-- START OF GIVEN RECORDS --
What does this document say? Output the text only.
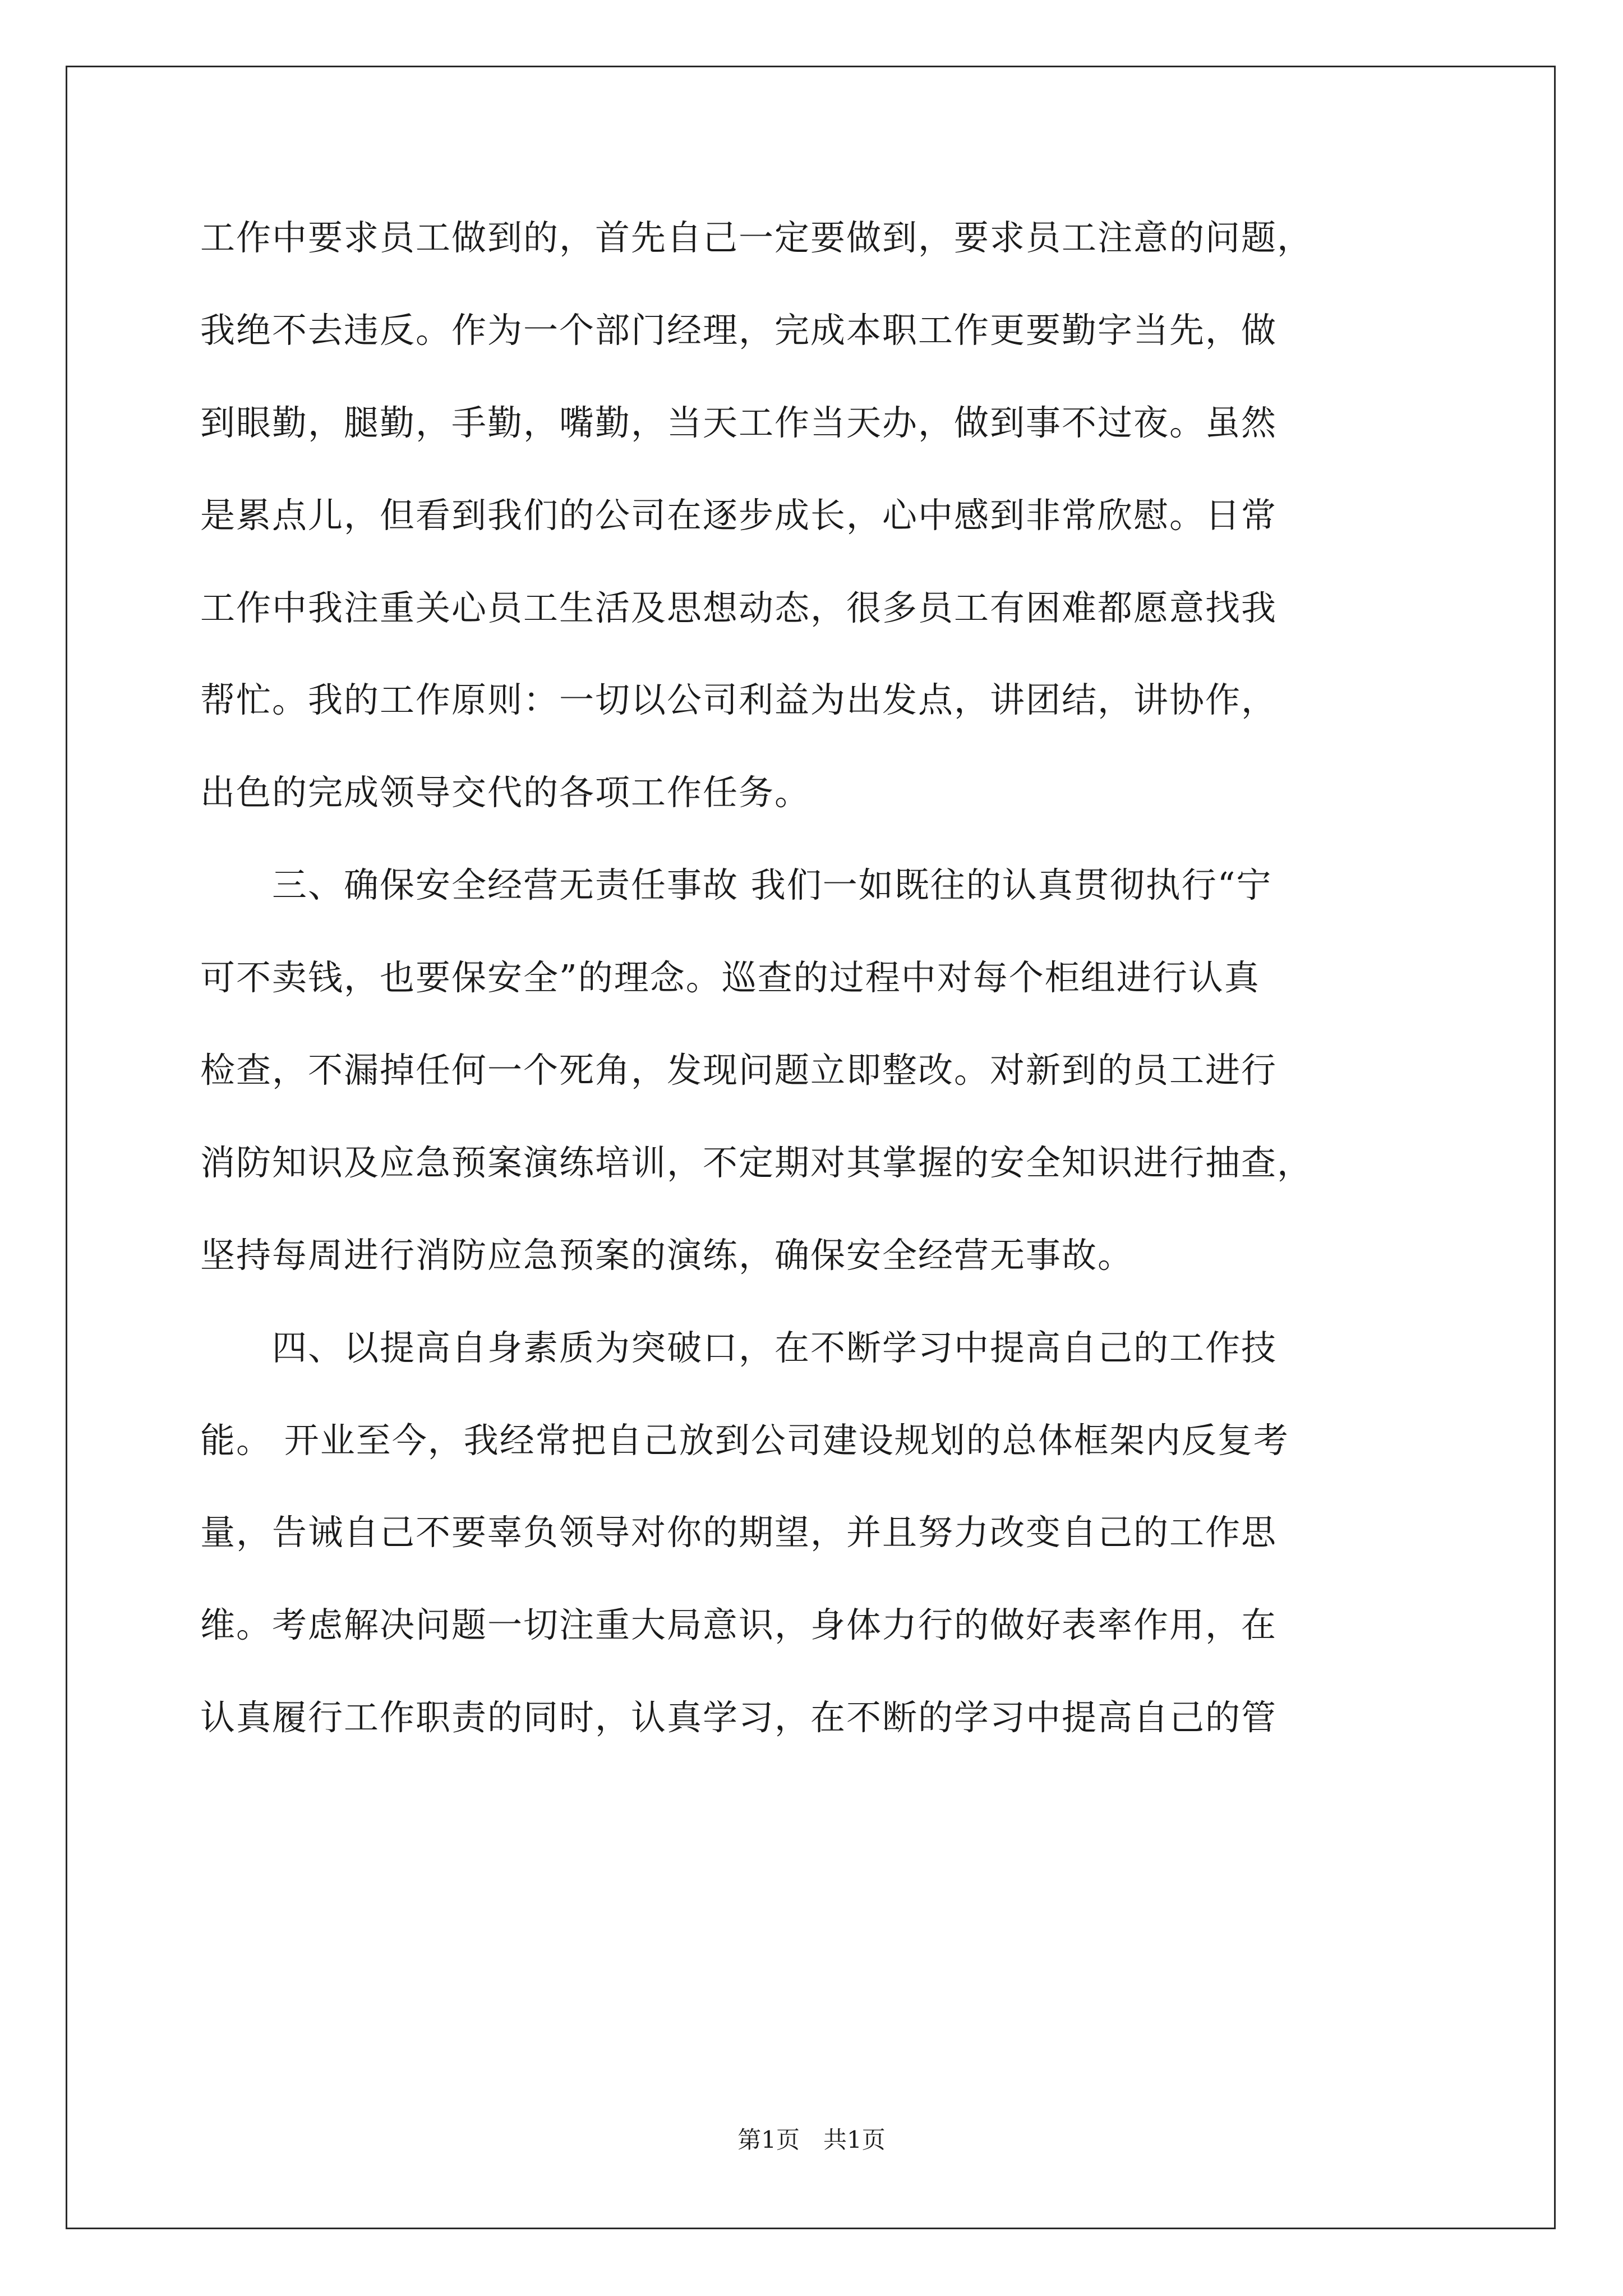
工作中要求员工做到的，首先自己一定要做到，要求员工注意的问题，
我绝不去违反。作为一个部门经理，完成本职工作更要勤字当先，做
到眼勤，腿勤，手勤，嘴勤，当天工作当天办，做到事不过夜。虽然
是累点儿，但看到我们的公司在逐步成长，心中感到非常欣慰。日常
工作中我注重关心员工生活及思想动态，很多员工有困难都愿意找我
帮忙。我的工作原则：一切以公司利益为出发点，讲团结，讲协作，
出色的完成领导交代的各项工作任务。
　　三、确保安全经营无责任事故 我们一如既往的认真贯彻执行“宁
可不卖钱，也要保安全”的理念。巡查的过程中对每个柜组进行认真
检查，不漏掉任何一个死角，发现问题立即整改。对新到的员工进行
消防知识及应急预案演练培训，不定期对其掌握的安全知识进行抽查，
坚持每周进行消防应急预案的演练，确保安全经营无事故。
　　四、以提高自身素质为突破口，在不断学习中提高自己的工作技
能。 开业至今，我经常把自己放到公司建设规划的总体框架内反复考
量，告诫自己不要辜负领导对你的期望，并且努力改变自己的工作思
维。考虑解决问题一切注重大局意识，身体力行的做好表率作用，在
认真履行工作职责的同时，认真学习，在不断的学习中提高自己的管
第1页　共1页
-- END OF GIVEN RECORDS --
__CHALLENGE__.
All entries must be written out again exactly as given, with no pictures in the copy.

__WRITTEN RESPONSE__.
What does this document say? Output the text only.
工作中要求员工做到的，首先自己一定要做到，要求员工注意的问题，
我绝不去违反。作为一个部门经理，完成本职工作更要勤字当先，做
到眼勤，腿勤，手勤，嘴勤，当天工作当天办，做到事不过夜。虽然
是累点儿，但看到我们的公司在逐步成长，心中感到非常欣慰。日常
工作中我注重关心员工生活及思想动态，很多员工有困难都愿意找我
帮忙。我的工作原则：一切以公司利益为出发点，讲团结，讲协作，
出色的完成领导交代的各项工作任务。
　　三、确保安全经营无责任事故 我们一如既往的认真贯彻执行“宁
可不卖钱，也要保安全”的理念。巡查的过程中对每个柜组进行认真
检查，不漏掉任何一个死角，发现问题立即整改。对新到的员工进行
消防知识及应急预案演练培训，不定期对其掌握的安全知识进行抽查，
坚持每周进行消防应急预案的演练，确保安全经营无事故。
　　四、以提高自身素质为突破口，在不断学习中提高自己的工作技
能。 开业至今，我经常把自己放到公司建设规划的总体框架内反复考
量，告诫自己不要辜负领导对你的期望，并且努力改变自己的工作思
维。考虑解决问题一切注重大局意识，身体力行的做好表率作用，在
认真履行工作职责的同时，认真学习，在不断的学习中提高自己的管
第1页　共1页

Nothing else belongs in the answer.